What is asked - Every line from the one containing "Parse this screenshot: output" to the final line of the material below must be reproduced exactly; leave out all other lines.

++++++++

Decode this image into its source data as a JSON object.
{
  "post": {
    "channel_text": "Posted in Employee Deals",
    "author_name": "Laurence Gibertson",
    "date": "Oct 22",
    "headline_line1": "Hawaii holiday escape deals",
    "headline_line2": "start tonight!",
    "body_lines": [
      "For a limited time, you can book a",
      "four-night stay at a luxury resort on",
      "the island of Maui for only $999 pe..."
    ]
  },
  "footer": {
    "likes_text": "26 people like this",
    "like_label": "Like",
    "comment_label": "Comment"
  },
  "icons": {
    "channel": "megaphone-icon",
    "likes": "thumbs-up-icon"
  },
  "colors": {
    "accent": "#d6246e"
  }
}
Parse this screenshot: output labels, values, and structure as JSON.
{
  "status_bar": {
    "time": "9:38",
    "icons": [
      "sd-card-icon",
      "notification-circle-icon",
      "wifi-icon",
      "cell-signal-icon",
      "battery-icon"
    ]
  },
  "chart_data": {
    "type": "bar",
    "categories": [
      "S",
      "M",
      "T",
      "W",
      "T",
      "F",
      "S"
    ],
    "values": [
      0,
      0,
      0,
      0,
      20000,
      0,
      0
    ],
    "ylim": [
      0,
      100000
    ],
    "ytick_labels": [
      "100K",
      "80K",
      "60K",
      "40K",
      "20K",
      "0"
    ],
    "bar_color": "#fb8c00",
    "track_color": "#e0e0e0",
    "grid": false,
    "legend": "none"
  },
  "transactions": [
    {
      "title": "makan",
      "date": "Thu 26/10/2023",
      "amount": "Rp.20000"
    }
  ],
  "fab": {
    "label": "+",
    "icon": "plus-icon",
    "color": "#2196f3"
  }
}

++++++++

Task output -
Parse this screenshot: output labels, values, and structure as JSON.
{
  "status_bar": {
    "time": "9:38",
    "icons": [
      "sd-card-icon",
      "notification-circle-icon",
      "wifi-icon",
      "cell-signal-icon",
      "battery-icon"
    ]
  },
  "chart_data": {
    "type": "bar",
    "categories": [
      "S",
      "M",
      "T",
      "W",
      "T",
      "F",
      "S"
    ],
    "values": [
      0,
      0,
      0,
      0,
      20000,
      0,
      0
    ],
    "ylim": [
      0,
      100000
    ],
    "ytick_labels": [
      "100K",
      "80K",
      "60K",
      "40K",
      "20K",
      "0"
    ],
    "bar_color": "#fb8c00",
    "track_color": "#e0e0e0",
    "grid": false,
    "legend": "none"
  },
  "transactions": [
    {
      "title": "makan",
      "date": "Thu 26/10/2023",
      "amount": "Rp.20000"
    }
  ],
  "fab": {
    "label": "+",
    "icon": "plus-icon",
    "color": "#2196f3"
  }
}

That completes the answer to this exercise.